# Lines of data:
=======

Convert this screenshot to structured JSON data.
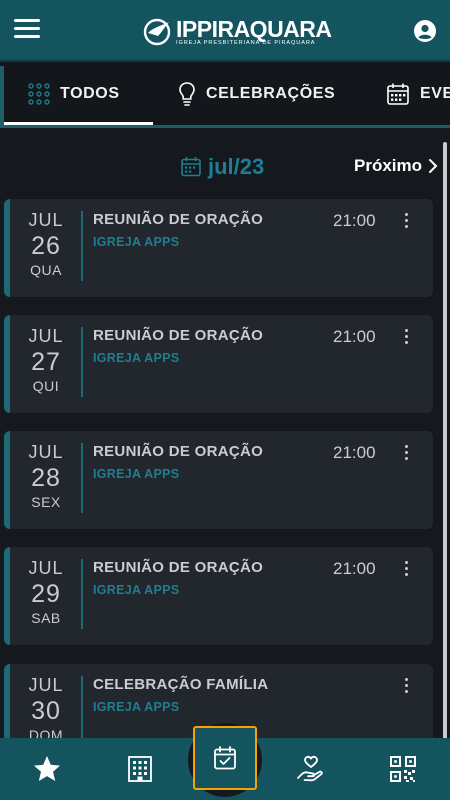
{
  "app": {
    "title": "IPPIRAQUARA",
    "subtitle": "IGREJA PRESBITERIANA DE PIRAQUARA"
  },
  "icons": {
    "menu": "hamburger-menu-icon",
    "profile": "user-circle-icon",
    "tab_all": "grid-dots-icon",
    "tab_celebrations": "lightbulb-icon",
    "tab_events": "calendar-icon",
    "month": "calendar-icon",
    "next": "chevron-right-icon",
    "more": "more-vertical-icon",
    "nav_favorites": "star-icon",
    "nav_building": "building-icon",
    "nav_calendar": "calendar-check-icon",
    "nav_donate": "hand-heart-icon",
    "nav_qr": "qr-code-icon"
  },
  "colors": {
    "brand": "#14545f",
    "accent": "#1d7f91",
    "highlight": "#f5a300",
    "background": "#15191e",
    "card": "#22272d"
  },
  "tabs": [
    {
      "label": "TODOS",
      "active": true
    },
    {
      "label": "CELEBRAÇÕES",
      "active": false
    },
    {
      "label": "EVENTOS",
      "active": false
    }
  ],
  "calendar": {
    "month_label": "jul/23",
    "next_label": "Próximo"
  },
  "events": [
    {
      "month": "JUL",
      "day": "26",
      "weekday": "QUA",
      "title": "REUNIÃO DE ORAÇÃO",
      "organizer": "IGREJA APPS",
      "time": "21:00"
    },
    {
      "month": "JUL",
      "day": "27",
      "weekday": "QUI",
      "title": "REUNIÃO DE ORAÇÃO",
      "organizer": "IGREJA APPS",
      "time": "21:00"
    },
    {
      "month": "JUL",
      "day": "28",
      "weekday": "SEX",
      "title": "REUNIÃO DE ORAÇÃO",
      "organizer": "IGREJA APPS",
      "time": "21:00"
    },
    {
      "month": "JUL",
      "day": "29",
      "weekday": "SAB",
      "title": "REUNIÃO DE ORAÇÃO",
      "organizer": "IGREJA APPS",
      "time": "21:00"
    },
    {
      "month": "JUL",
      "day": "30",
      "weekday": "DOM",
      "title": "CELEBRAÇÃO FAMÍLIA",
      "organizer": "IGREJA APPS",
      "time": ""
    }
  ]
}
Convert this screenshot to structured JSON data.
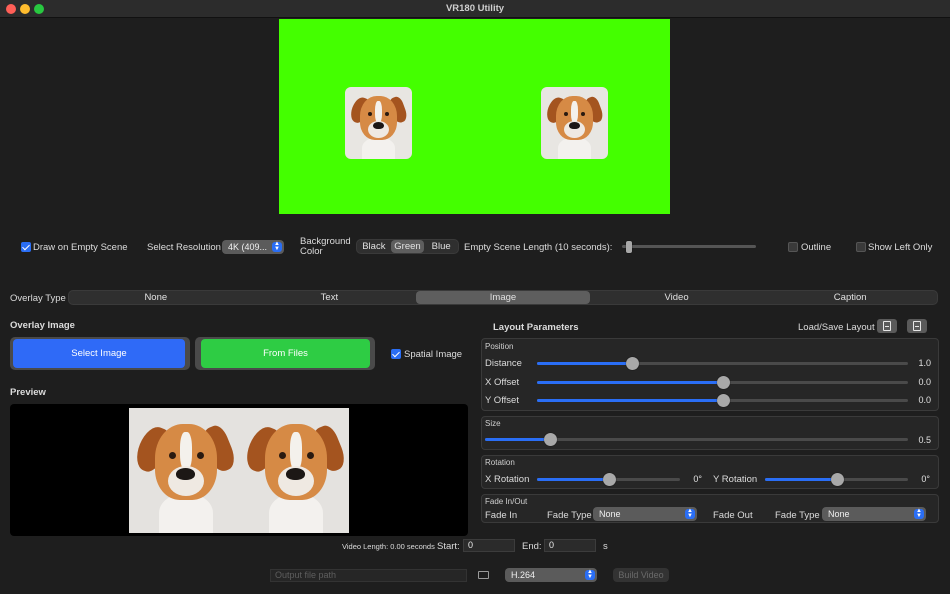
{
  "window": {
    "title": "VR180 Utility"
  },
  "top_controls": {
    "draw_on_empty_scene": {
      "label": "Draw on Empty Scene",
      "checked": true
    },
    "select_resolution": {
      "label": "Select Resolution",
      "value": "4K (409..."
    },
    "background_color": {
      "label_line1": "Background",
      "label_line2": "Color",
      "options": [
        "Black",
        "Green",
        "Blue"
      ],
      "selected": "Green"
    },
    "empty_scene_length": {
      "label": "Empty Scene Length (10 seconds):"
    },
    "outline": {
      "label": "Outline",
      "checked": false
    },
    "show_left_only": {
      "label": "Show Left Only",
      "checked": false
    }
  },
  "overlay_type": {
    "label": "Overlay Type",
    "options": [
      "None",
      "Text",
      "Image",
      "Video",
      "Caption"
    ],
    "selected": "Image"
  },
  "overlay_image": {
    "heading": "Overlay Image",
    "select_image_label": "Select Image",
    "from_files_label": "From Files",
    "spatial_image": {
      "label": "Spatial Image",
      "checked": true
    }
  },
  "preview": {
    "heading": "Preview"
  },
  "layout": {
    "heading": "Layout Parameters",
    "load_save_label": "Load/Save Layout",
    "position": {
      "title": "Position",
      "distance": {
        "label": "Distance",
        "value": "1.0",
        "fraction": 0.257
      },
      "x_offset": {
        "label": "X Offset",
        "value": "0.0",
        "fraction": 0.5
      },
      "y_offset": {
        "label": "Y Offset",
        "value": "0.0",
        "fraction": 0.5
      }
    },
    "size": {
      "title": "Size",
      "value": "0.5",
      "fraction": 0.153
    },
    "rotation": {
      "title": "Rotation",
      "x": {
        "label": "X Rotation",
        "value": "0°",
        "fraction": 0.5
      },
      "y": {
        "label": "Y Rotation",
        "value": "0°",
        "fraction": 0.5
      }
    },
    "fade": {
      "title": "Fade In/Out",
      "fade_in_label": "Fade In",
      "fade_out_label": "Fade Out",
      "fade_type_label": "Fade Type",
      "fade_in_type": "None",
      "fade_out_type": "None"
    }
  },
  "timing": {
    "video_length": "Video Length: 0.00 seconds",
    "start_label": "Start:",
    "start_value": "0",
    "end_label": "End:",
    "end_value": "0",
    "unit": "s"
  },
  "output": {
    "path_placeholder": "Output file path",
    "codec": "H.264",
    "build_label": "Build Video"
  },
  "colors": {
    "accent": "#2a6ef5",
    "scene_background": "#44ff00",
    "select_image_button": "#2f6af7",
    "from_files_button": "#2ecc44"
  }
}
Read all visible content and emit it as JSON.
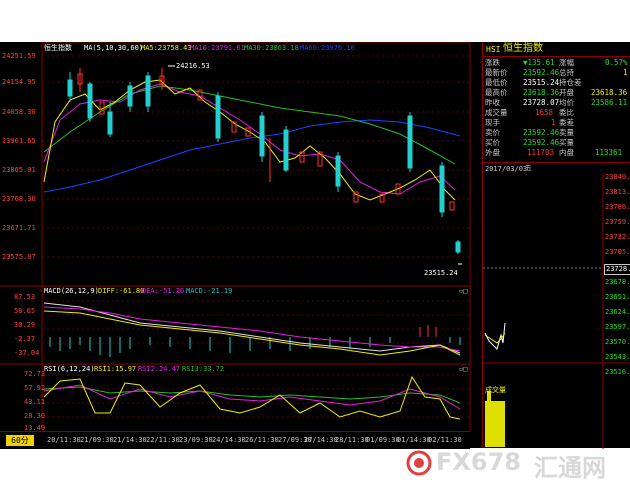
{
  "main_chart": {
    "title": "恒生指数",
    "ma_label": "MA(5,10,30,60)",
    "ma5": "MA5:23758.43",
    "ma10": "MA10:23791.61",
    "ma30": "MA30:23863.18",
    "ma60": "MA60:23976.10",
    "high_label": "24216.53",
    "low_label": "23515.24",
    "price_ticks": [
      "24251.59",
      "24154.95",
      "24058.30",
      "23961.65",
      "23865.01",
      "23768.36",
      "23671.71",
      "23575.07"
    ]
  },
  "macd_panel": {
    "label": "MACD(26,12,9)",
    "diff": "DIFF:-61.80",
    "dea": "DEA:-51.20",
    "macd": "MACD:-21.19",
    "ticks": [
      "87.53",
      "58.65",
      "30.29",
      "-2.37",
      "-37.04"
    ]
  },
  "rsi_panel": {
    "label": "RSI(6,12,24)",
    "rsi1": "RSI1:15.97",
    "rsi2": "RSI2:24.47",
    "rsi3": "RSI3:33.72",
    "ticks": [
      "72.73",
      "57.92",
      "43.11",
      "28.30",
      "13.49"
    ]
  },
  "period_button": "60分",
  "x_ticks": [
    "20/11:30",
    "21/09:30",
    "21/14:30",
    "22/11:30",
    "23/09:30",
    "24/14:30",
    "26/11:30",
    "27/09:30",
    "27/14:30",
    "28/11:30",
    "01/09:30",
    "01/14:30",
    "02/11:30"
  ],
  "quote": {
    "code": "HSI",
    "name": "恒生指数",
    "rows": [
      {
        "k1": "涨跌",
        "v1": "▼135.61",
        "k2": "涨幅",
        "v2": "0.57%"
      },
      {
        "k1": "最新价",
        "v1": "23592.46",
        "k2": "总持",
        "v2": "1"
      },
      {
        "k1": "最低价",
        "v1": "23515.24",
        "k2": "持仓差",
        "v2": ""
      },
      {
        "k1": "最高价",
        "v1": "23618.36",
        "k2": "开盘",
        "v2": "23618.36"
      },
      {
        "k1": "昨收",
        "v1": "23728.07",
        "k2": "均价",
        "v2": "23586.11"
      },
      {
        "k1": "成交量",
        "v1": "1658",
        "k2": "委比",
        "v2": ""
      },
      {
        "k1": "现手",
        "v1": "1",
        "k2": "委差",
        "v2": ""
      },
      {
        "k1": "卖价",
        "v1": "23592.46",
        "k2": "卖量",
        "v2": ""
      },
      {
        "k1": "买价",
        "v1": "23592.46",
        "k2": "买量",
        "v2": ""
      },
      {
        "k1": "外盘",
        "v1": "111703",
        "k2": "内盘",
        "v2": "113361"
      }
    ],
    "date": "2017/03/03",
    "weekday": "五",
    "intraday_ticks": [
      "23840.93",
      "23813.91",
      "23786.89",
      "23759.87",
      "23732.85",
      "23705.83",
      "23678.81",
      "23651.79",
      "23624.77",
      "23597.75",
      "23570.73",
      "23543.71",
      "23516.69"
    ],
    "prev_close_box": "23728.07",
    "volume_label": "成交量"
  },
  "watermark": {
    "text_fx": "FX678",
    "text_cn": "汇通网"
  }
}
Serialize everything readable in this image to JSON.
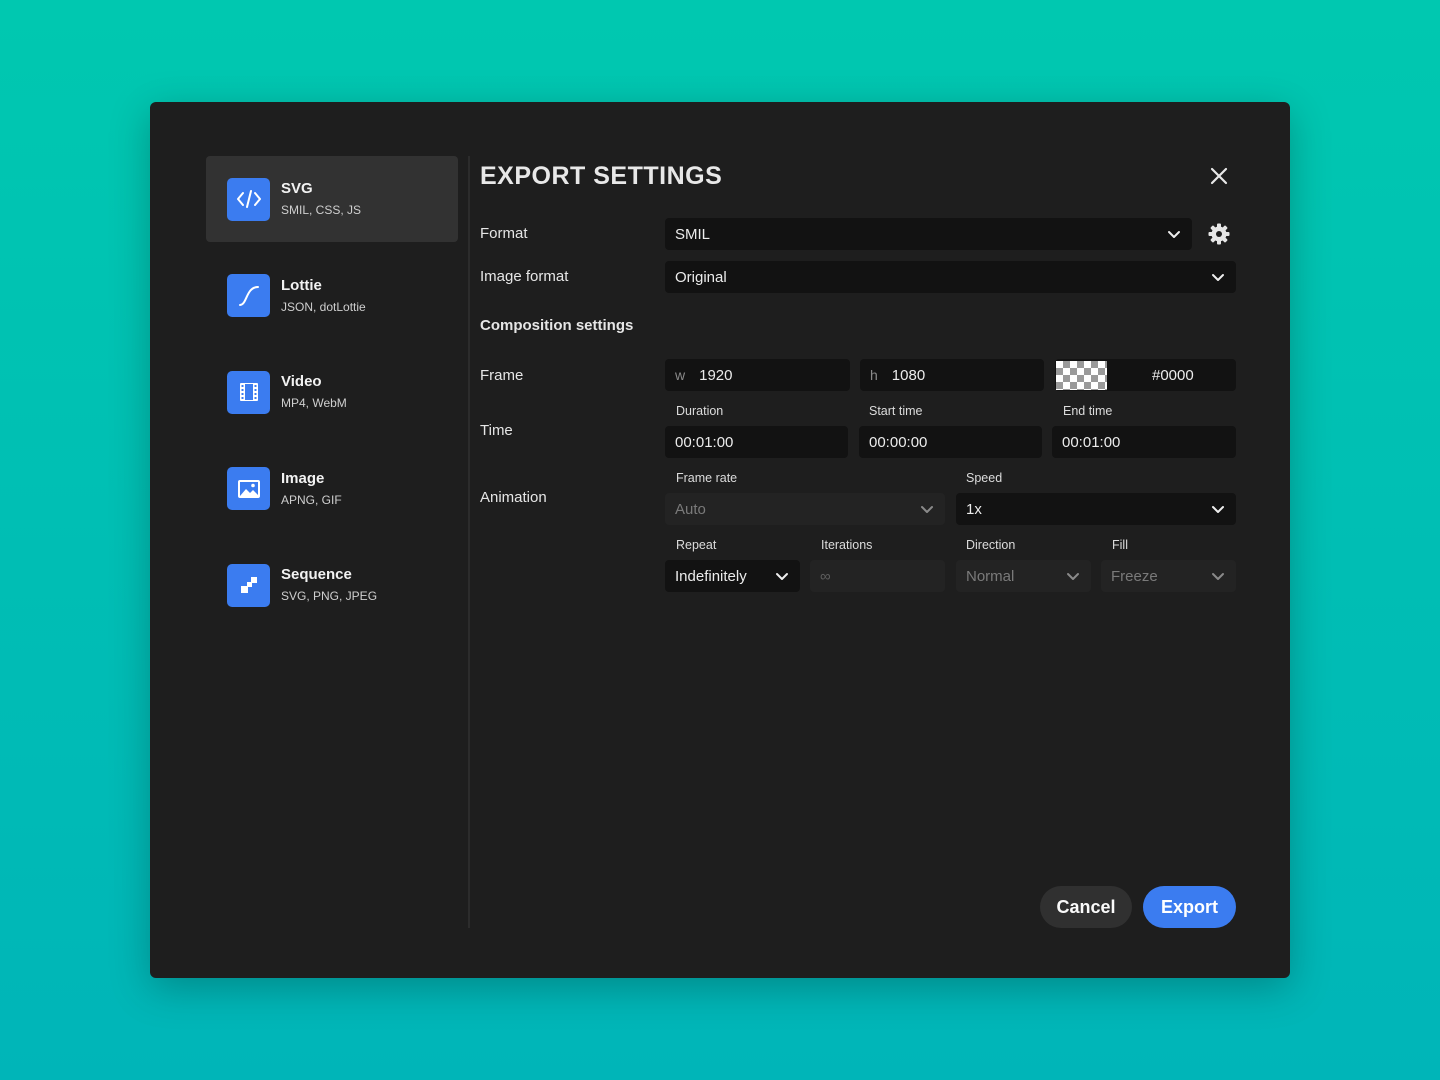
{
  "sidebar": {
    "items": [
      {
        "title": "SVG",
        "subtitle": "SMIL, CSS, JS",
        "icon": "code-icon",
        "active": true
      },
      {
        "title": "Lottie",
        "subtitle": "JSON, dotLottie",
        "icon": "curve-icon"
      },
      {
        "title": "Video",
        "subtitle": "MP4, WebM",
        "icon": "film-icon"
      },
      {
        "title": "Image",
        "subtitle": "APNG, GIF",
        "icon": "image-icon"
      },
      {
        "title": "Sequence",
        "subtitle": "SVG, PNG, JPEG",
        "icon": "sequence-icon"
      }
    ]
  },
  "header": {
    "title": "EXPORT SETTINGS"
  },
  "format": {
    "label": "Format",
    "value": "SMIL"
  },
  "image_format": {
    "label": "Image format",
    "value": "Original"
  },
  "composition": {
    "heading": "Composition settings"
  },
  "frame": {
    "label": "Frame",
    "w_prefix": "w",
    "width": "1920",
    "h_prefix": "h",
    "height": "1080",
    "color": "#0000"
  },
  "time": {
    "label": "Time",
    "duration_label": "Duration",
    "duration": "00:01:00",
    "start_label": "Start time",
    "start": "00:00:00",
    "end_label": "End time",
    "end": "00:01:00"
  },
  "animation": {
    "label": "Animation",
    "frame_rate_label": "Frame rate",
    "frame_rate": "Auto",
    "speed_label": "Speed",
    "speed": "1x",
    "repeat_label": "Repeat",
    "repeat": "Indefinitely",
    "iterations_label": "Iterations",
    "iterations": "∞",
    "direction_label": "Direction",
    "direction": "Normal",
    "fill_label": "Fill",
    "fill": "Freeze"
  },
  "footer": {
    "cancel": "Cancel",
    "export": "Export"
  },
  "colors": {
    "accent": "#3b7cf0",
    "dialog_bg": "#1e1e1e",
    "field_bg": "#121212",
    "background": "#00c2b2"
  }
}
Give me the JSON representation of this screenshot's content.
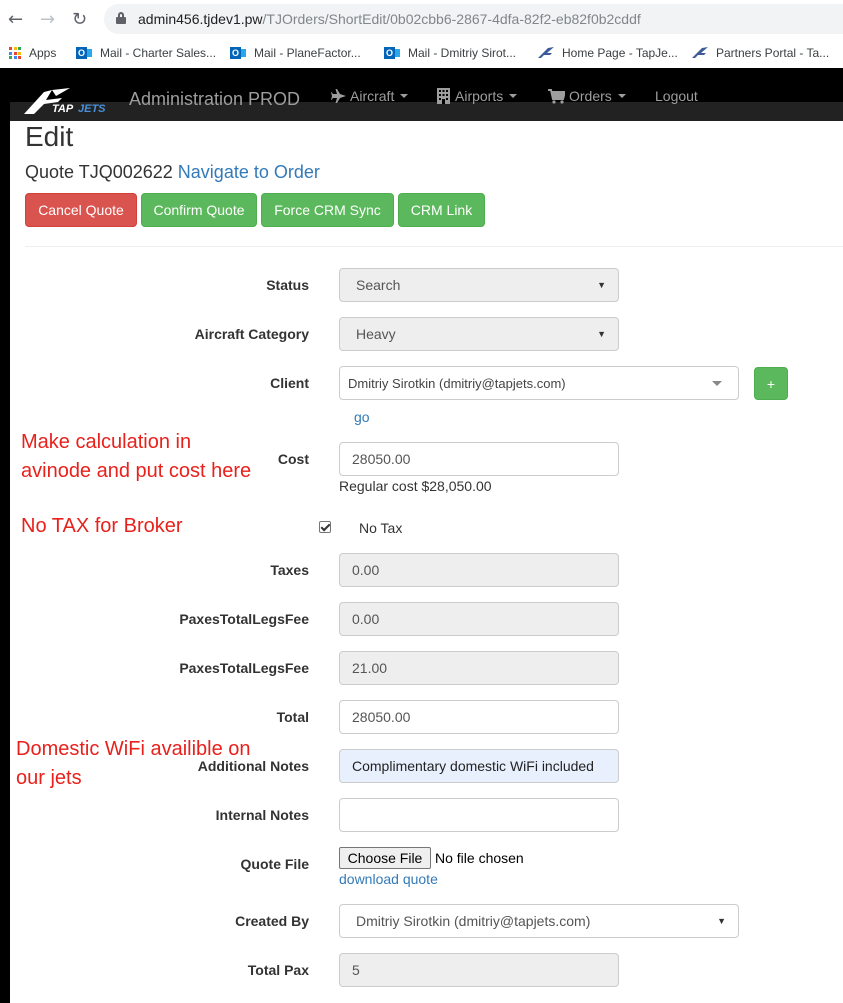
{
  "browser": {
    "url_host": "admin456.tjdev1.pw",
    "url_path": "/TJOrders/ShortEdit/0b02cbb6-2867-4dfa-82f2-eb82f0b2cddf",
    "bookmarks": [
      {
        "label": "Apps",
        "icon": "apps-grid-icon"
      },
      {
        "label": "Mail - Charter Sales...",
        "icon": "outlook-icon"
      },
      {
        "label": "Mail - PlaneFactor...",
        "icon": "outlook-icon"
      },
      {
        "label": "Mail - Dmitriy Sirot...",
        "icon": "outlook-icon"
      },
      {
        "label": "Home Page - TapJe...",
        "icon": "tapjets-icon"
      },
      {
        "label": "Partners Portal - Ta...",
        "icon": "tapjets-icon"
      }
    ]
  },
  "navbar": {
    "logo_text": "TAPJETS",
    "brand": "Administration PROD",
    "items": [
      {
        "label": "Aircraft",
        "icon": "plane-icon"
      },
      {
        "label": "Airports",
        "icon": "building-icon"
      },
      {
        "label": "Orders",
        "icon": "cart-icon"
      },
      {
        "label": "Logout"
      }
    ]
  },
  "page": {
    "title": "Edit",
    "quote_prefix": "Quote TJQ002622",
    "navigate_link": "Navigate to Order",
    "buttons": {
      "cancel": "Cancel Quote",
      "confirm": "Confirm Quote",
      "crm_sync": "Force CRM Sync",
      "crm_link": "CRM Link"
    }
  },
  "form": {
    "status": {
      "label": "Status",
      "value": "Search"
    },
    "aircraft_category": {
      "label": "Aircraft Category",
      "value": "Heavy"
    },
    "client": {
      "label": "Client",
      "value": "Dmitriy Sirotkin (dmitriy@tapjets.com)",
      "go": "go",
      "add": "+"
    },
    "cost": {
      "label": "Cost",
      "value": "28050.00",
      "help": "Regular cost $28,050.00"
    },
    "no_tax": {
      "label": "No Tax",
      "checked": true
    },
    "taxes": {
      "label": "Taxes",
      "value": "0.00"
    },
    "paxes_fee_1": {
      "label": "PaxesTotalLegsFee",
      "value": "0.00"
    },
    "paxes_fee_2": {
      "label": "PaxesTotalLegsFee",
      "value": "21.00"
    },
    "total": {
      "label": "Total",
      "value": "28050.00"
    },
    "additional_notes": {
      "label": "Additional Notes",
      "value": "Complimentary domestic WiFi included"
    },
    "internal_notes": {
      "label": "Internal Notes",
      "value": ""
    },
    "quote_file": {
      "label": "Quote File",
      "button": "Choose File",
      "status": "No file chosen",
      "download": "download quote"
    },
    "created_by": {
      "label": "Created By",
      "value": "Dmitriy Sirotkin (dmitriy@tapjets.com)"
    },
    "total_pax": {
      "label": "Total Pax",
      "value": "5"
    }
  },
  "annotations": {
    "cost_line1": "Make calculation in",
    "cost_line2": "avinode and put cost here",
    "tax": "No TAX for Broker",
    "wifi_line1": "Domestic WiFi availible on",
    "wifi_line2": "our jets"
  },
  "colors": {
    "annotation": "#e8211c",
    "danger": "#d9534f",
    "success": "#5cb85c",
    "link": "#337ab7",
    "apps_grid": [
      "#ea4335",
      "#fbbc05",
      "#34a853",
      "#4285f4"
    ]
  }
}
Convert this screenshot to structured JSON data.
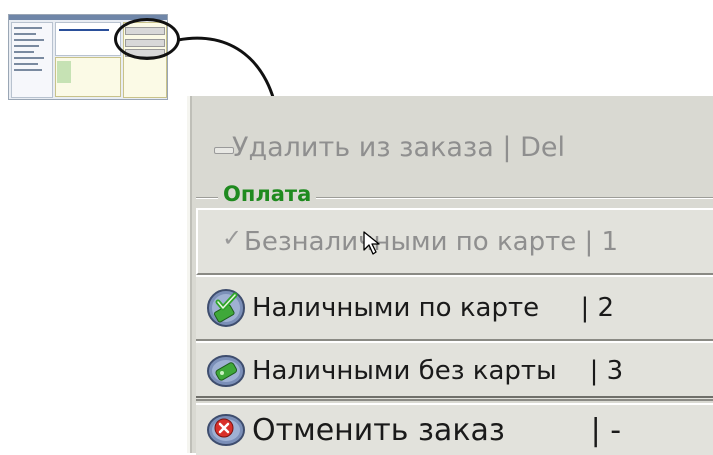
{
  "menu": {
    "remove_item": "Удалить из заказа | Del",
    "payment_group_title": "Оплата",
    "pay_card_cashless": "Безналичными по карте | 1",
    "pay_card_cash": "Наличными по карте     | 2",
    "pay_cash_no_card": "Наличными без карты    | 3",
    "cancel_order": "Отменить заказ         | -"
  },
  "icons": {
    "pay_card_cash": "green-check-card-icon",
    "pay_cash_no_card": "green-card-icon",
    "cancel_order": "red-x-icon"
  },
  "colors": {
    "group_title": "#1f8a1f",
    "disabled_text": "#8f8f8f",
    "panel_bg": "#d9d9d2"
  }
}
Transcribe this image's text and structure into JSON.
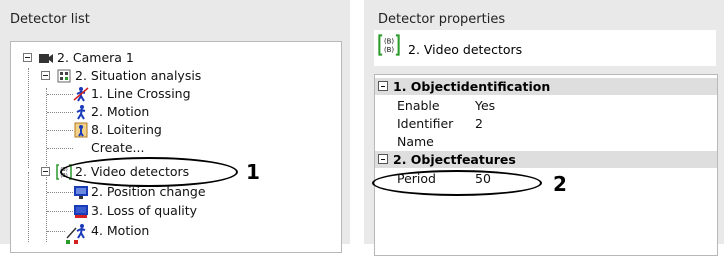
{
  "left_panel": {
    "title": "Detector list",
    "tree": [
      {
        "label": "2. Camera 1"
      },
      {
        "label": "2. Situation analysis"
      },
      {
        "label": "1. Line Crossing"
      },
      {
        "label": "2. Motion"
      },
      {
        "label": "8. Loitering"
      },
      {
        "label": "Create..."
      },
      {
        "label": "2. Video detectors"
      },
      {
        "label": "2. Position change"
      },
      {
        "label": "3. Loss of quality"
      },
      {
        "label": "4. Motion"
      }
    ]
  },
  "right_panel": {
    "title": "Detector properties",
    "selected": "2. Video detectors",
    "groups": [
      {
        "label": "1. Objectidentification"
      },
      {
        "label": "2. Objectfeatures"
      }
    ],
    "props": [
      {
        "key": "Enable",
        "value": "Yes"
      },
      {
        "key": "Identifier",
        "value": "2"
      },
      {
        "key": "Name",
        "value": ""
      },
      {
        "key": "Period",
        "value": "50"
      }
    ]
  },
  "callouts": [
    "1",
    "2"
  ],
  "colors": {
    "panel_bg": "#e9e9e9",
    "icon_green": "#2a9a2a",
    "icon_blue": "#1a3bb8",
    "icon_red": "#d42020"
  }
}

=======

# Prompt:
Find the word "None" in the data and copy out each line where it turns up.

# Solved exercise:
      "None",
      "fade_in_type": "None",
      "fade_out_type": "None"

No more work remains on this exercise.